(Some records)
▬▬▬

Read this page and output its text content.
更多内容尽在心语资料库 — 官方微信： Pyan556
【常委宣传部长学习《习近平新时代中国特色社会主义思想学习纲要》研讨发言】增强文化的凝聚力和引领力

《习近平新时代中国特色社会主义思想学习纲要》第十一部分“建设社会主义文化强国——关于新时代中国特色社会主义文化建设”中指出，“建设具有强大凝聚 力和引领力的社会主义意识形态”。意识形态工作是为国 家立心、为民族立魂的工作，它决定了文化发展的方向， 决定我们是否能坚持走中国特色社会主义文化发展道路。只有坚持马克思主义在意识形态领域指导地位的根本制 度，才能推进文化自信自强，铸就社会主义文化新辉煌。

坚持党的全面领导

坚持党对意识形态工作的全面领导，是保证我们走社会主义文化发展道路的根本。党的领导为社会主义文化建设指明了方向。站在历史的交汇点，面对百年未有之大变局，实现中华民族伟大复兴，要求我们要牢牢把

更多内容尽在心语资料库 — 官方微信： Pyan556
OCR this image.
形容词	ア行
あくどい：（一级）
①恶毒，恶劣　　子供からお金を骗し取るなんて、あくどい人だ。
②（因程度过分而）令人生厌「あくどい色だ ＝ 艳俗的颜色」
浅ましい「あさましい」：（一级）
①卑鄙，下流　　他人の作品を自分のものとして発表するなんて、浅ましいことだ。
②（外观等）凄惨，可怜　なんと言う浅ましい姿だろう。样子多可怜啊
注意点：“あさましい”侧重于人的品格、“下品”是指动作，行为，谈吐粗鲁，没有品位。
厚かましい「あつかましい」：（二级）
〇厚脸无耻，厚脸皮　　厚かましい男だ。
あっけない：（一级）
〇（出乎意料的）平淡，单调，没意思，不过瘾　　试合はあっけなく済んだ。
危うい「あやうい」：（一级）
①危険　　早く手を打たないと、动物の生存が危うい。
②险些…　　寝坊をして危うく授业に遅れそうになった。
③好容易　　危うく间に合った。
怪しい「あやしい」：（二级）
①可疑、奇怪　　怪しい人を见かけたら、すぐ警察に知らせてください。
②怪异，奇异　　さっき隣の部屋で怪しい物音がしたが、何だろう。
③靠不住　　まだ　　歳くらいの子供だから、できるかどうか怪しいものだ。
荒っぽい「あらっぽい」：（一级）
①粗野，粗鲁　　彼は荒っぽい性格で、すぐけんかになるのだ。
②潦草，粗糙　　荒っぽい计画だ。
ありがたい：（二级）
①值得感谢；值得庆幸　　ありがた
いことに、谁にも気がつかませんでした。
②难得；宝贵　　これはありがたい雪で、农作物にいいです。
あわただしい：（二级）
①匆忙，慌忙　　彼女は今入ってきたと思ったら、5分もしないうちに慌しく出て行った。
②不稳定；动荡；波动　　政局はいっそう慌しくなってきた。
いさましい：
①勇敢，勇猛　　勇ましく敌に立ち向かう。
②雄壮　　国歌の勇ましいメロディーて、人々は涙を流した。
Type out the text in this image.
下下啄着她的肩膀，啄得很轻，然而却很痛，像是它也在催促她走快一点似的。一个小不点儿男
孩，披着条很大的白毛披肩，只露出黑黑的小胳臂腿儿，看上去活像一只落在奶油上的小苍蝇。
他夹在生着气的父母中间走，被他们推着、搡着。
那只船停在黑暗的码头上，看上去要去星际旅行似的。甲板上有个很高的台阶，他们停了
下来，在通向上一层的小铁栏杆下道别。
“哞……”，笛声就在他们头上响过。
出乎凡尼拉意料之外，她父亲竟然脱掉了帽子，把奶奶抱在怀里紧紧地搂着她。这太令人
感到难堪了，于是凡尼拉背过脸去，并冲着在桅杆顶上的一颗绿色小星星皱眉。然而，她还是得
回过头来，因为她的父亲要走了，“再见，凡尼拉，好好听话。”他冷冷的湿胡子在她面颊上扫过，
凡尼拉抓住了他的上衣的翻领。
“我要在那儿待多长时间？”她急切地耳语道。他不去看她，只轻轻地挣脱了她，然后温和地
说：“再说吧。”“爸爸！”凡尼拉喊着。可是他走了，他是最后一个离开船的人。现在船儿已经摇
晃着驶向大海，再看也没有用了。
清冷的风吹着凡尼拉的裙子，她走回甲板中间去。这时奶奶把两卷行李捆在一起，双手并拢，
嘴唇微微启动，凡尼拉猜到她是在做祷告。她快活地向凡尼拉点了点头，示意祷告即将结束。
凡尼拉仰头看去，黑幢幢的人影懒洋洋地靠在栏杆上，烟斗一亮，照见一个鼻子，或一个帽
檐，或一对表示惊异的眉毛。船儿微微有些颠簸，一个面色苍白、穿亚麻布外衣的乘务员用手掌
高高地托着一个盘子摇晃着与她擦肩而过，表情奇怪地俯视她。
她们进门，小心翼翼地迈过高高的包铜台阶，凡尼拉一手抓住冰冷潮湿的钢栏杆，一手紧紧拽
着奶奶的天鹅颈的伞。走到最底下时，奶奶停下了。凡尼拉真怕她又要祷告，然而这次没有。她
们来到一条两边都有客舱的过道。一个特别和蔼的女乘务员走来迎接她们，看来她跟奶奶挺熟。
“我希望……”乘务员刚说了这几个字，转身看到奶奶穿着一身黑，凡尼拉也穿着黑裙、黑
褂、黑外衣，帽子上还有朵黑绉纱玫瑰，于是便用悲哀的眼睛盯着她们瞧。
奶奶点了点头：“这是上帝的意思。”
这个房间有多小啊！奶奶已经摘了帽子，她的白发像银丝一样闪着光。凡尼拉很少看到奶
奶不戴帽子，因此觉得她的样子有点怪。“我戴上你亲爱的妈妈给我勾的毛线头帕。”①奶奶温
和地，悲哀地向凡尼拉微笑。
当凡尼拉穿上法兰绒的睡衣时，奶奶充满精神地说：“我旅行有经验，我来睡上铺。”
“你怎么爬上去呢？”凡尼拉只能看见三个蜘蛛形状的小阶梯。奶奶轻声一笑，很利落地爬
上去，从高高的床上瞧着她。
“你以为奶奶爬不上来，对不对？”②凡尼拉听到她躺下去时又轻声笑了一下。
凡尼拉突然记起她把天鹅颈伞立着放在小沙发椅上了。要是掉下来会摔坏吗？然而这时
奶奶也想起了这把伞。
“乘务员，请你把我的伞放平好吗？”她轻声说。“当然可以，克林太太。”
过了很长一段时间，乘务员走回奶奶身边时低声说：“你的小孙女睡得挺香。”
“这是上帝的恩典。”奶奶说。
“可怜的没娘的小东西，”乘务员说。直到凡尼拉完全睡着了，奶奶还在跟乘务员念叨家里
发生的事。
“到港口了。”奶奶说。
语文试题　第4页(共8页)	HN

▬▬▬

◆ WHAT YOU NEED TO DO
Take every line above carrying "习近平新时代中国特色社会主义思想学习纲要" and return it.

◆ CORRECT OUTPUT
【常委宣传部长学习《习近平新时代中国特色社会主义思想学习纲要》研讨发言】增强文化的凝聚力和引领力
《习近平新时代中国特色社会主义思想学习纲要》第十一部分“建设社会主义文化强国——关于新时代中国特色社会主义文化建设”中指出，“建设具有强大凝聚 力和引领力的社会主义意识形态”。意识形态工作是为国 家立心、为民族立魂的工作，它决定了文化发展的方向， 决定我们是否能坚持走中国特色社会主义文化发展道路。只有坚持马克思主义在意识形态领域指导地位的根本制 度，才能推进文化自信自强，铸就社会主义文化新辉煌。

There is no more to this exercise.